### THE INPUT:
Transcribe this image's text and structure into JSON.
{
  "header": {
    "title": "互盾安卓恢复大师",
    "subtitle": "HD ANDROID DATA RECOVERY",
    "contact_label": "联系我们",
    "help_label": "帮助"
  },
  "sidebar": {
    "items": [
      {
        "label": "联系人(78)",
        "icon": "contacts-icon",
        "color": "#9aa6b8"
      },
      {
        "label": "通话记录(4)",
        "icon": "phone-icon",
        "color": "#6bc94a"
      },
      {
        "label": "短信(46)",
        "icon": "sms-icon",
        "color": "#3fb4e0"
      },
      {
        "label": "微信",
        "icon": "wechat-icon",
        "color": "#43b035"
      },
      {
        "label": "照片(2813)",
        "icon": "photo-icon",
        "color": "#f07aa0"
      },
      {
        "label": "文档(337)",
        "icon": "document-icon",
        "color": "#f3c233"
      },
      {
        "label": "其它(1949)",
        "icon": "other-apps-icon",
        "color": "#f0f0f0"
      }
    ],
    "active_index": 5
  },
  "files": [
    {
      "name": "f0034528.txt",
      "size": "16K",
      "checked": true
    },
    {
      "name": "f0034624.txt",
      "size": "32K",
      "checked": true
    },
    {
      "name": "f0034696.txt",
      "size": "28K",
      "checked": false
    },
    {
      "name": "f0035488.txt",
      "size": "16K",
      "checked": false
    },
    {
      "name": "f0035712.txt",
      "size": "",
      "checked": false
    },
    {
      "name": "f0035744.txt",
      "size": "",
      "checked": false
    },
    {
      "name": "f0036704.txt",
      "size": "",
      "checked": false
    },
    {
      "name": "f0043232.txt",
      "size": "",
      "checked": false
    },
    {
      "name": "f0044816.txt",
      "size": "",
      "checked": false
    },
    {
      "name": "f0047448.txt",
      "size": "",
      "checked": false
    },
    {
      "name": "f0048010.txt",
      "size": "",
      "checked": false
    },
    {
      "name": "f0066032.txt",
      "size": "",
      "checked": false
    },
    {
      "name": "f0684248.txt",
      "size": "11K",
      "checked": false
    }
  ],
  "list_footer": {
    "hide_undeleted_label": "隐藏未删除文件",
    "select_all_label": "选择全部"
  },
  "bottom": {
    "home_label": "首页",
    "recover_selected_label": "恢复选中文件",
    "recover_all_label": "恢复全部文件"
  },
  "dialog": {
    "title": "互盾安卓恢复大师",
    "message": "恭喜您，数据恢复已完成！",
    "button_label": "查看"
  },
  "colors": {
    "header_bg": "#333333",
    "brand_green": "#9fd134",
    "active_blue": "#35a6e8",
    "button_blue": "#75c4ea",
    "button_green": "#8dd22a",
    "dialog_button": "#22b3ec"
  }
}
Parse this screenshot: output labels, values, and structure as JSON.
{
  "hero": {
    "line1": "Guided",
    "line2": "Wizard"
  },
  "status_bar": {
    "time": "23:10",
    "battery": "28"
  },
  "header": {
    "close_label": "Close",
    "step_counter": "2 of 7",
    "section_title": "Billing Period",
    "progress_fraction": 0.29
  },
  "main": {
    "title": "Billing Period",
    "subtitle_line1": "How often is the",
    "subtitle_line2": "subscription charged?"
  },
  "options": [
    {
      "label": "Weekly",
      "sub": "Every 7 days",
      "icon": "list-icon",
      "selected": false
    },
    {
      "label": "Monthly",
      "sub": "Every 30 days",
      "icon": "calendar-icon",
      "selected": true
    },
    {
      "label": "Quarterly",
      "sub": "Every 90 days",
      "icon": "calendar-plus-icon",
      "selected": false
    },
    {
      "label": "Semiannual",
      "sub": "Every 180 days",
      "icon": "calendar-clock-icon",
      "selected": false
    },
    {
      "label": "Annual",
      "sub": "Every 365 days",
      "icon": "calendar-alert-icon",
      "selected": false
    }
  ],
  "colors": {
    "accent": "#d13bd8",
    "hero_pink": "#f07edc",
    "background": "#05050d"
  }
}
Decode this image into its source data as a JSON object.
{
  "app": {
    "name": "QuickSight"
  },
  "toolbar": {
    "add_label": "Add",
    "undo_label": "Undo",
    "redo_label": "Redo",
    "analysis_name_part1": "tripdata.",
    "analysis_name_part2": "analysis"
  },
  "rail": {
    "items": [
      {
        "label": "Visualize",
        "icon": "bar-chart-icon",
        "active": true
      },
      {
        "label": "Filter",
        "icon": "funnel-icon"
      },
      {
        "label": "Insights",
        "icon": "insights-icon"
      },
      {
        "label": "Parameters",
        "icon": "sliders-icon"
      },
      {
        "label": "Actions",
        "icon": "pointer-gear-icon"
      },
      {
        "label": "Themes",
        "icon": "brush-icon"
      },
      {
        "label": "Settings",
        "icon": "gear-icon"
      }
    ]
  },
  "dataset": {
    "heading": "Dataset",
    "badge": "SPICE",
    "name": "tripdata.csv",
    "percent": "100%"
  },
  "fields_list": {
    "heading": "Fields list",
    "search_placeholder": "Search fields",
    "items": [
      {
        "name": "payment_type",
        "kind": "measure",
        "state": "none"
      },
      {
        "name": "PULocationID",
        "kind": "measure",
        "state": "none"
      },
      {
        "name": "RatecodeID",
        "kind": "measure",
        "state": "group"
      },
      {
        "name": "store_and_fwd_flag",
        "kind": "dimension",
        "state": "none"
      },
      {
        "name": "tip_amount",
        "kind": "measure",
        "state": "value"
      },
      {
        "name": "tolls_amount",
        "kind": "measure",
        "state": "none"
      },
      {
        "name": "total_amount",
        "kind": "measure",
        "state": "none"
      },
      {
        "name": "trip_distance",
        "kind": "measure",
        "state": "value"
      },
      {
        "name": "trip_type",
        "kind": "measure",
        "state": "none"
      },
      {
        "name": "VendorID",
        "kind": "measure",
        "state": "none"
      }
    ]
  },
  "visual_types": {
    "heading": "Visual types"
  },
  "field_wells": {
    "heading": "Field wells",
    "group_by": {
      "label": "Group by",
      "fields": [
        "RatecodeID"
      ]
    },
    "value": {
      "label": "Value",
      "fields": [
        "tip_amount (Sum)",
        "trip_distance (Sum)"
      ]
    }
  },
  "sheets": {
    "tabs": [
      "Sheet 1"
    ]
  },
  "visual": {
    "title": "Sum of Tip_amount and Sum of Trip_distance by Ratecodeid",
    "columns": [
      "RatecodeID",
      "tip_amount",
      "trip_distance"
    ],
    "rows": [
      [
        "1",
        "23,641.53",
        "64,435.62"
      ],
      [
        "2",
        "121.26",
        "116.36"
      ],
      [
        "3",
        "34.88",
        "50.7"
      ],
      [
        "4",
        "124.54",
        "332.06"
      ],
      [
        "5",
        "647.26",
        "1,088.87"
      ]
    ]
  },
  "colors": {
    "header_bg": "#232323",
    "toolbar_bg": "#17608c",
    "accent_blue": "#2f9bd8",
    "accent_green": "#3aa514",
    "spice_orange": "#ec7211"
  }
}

### YOUR GOAL:
Using the data above, repeat every line exactly.

### SOLUTION FOR THIS TASK:
Transcribe this image's text and structure into JSON.
{
  "header": {
    "title": "互盾安卓恢复大师",
    "subtitle": "HD ANDROID DATA RECOVERY",
    "contact_label": "联系我们",
    "help_label": "帮助"
  },
  "sidebar": {
    "items": [
      {
        "label": "联系人(78)",
        "icon": "contacts-icon",
        "color": "#9aa6b8"
      },
      {
        "label": "通话记录(4)",
        "icon": "phone-icon",
        "color": "#6bc94a"
      },
      {
        "label": "短信(46)",
        "icon": "sms-icon",
        "color": "#3fb4e0"
      },
      {
        "label": "微信",
        "icon": "wechat-icon",
        "color": "#43b035"
      },
      {
        "label": "照片(2813)",
        "icon": "photo-icon",
        "color": "#f07aa0"
      },
      {
        "label": "文档(337)",
        "icon": "document-icon",
        "color": "#f3c233"
      },
      {
        "label": "其它(1949)",
        "icon": "other-apps-icon",
        "color": "#f0f0f0"
      }
    ],
    "active_index": 5
  },
  "files": [
    {
      "name": "f0034528.txt",
      "size": "16K",
      "checked": true
    },
    {
      "name": "f0034624.txt",
      "size": "32K",
      "checked": true
    },
    {
      "name": "f0034696.txt",
      "size": "28K",
      "checked": false
    },
    {
      "name": "f0035488.txt",
      "size": "16K",
      "checked": false
    },
    {
      "name": "f0035712.txt",
      "size": "",
      "checked": false
    },
    {
      "name": "f0035744.txt",
      "size": "",
      "checked": false
    },
    {
      "name": "f0036704.txt",
      "size": "",
      "checked": false
    },
    {
      "name": "f0043232.txt",
      "size": "",
      "checked": false
    },
    {
      "name": "f0044816.txt",
      "size": "",
      "checked": false
    },
    {
      "name": "f0047448.txt",
      "size": "",
      "checked": false
    },
    {
      "name": "f0048010.txt",
      "size": "",
      "checked": false
    },
    {
      "name": "f0066032.txt",
      "size": "",
      "checked": false
    },
    {
      "name": "f0684248.txt",
      "size": "11K",
      "checked": false
    }
  ],
  "list_footer": {
    "hide_undeleted_label": "隐藏未删除文件",
    "select_all_label": "选择全部"
  },
  "bottom": {
    "home_label": "首页",
    "recover_selected_label": "恢复选中文件",
    "recover_all_label": "恢复全部文件"
  },
  "dialog": {
    "title": "互盾安卓恢复大师",
    "message": "恭喜您，数据恢复已完成！",
    "button_label": "查看"
  },
  "colors": {
    "header_bg": "#333333",
    "brand_green": "#9fd134",
    "active_blue": "#35a6e8",
    "button_blue": "#75c4ea",
    "button_green": "#8dd22a",
    "dialog_button": "#22b3ec"
  }
}
Parse this screenshot: output labels, values, and structure as JSON.
{
  "hero": {
    "line1": "Guided",
    "line2": "Wizard"
  },
  "status_bar": {
    "time": "23:10",
    "battery": "28"
  },
  "header": {
    "close_label": "Close",
    "step_counter": "2 of 7",
    "section_title": "Billing Period",
    "progress_fraction": 0.29
  },
  "main": {
    "title": "Billing Period",
    "subtitle_line1": "How often is the",
    "subtitle_line2": "subscription charged?"
  },
  "options": [
    {
      "label": "Weekly",
      "sub": "Every 7 days",
      "icon": "list-icon",
      "selected": false
    },
    {
      "label": "Monthly",
      "sub": "Every 30 days",
      "icon": "calendar-icon",
      "selected": true
    },
    {
      "label": "Quarterly",
      "sub": "Every 90 days",
      "icon": "calendar-plus-icon",
      "selected": false
    },
    {
      "label": "Semiannual",
      "sub": "Every 180 days",
      "icon": "calendar-clock-icon",
      "selected": false
    },
    {
      "label": "Annual",
      "sub": "Every 365 days",
      "icon": "calendar-alert-icon",
      "selected": false
    }
  ],
  "colors": {
    "accent": "#d13bd8",
    "hero_pink": "#f07edc",
    "background": "#05050d"
  }
}
Decode this image into its source data as a JSON object.
{
  "app": {
    "name": "QuickSight"
  },
  "toolbar": {
    "add_label": "Add",
    "undo_label": "Undo",
    "redo_label": "Redo",
    "analysis_name_part1": "tripdata.",
    "analysis_name_part2": "analysis"
  },
  "rail": {
    "items": [
      {
        "label": "Visualize",
        "icon": "bar-chart-icon",
        "active": true
      },
      {
        "label": "Filter",
        "icon": "funnel-icon"
      },
      {
        "label": "Insights",
        "icon": "insights-icon"
      },
      {
        "label": "Parameters",
        "icon": "sliders-icon"
      },
      {
        "label": "Actions",
        "icon": "pointer-gear-icon"
      },
      {
        "label": "Themes",
        "icon": "brush-icon"
      },
      {
        "label": "Settings",
        "icon": "gear-icon"
      }
    ]
  },
  "dataset": {
    "heading": "Dataset",
    "badge": "SPICE",
    "name": "tripdata.csv",
    "percent": "100%"
  },
  "fields_list": {
    "heading": "Fields list",
    "search_placeholder": "Search fields",
    "items": [
      {
        "name": "payment_type",
        "kind": "measure",
        "state": "none"
      },
      {
        "name": "PULocationID",
        "kind": "measure",
        "state": "none"
      },
      {
        "name": "RatecodeID",
        "kind": "measure",
        "state": "group"
      },
      {
        "name": "store_and_fwd_flag",
        "kind": "dimension",
        "state": "none"
      },
      {
        "name": "tip_amount",
        "kind": "measure",
        "state": "value"
      },
      {
        "name": "tolls_amount",
        "kind": "measure",
        "state": "none"
      },
      {
        "name": "total_amount",
        "kind": "measure",
        "state": "none"
      },
      {
        "name": "trip_distance",
        "kind": "measure",
        "state": "value"
      },
      {
        "name": "trip_type",
        "kind": "measure",
        "state": "none"
      },
      {
        "name": "VendorID",
        "kind": "measure",
        "state": "none"
      }
    ]
  },
  "visual_types": {
    "heading": "Visual types"
  },
  "field_wells": {
    "heading": "Field wells",
    "group_by": {
      "label": "Group by",
      "fields": [
        "RatecodeID"
      ]
    },
    "value": {
      "label": "Value",
      "fields": [
        "tip_amount (Sum)",
        "trip_distance (Sum)"
      ]
    }
  },
  "sheets": {
    "tabs": [
      "Sheet 1"
    ]
  },
  "visual": {
    "title": "Sum of Tip_amount and Sum of Trip_distance by Ratecodeid",
    "columns": [
      "RatecodeID",
      "tip_amount",
      "trip_distance"
    ],
    "rows": [
      [
        "1",
        "23,641.53",
        "64,435.62"
      ],
      [
        "2",
        "121.26",
        "116.36"
      ],
      [
        "3",
        "34.88",
        "50.7"
      ],
      [
        "4",
        "124.54",
        "332.06"
      ],
      [
        "5",
        "647.26",
        "1,088.87"
      ]
    ]
  },
  "colors": {
    "header_bg": "#232323",
    "toolbar_bg": "#17608c",
    "accent_blue": "#2f9bd8",
    "accent_green": "#3aa514",
    "spice_orange": "#ec7211"
  }
}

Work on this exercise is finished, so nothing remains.